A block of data

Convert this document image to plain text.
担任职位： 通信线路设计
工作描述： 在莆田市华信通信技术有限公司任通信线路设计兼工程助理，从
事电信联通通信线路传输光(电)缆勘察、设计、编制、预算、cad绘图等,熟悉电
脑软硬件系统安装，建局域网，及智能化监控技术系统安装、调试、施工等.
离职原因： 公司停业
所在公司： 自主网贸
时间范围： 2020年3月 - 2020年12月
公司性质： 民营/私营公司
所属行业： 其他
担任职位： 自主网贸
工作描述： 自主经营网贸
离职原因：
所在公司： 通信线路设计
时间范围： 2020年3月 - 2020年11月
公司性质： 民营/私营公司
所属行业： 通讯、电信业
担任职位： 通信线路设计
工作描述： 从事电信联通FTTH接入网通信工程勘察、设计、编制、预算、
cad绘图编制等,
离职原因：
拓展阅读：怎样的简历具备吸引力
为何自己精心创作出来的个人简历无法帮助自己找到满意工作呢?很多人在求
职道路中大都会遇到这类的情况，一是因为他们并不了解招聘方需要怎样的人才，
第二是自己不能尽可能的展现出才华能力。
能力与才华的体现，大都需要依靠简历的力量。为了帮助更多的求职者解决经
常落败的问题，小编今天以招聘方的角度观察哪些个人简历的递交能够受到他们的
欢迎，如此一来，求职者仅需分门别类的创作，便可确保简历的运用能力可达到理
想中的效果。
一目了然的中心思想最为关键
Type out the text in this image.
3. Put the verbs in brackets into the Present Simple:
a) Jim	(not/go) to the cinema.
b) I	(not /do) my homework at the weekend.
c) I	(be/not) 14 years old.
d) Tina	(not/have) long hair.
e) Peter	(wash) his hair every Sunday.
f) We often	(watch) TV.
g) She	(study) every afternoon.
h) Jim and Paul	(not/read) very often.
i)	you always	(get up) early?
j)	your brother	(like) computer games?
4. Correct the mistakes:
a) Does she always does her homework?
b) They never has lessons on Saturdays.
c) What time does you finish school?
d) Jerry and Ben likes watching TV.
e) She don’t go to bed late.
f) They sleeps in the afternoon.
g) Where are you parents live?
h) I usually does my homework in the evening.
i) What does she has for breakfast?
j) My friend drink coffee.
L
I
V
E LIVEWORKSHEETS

Set task> Hand back the material above in full, exactly as written.

Solution to the problem>
Convert this document image to plain text.
担任职位： 通信线路设计
工作描述： 在莆田市华信通信技术有限公司任通信线路设计兼工程助理，从
事电信联通通信线路传输光(电)缆勘察、设计、编制、预算、cad绘图等,熟悉电
脑软硬件系统安装，建局域网，及智能化监控技术系统安装、调试、施工等.
离职原因： 公司停业
所在公司： 自主网贸
时间范围： 2020年3月 - 2020年12月
公司性质： 民营/私营公司
所属行业： 其他
担任职位： 自主网贸
工作描述： 自主经营网贸
离职原因：
所在公司： 通信线路设计
时间范围： 2020年3月 - 2020年11月
公司性质： 民营/私营公司
所属行业： 通讯、电信业
担任职位： 通信线路设计
工作描述： 从事电信联通FTTH接入网通信工程勘察、设计、编制、预算、
cad绘图编制等,
离职原因：
拓展阅读：怎样的简历具备吸引力
为何自己精心创作出来的个人简历无法帮助自己找到满意工作呢?很多人在求
职道路中大都会遇到这类的情况，一是因为他们并不了解招聘方需要怎样的人才，
第二是自己不能尽可能的展现出才华能力。
能力与才华的体现，大都需要依靠简历的力量。为了帮助更多的求职者解决经
常落败的问题，小编今天以招聘方的角度观察哪些个人简历的递交能够受到他们的
欢迎，如此一来，求职者仅需分门别类的创作，便可确保简历的运用能力可达到理
想中的效果。
一目了然的中心思想最为关键
Type out the text in this image.
3. Put the verbs in brackets into the Present Simple:
a) Jim	(not/go) to the cinema.
b) I	(not /do) my homework at the weekend.
c) I	(be/not) 14 years old.
d) Tina	(not/have) long hair.
e) Peter	(wash) his hair every Sunday.
f) We often	(watch) TV.
g) She	(study) every afternoon.
h) Jim and Paul	(not/read) very often.
i)	you always	(get up) early?
j)	your brother	(like) computer games?
4. Correct the mistakes:
a) Does she always does her homework?
b) They never has lessons on Saturdays.
c) What time does you finish school?
d) Jerry and Ben likes watching TV.
e) She don’t go to bed late.
f) They sleeps in the afternoon.
g) Where are you parents live?
h) I usually does my homework in the evening.
i) What does she has for breakfast?
j) My friend drink coffee.
L
I
V
E LIVEWORKSHEETS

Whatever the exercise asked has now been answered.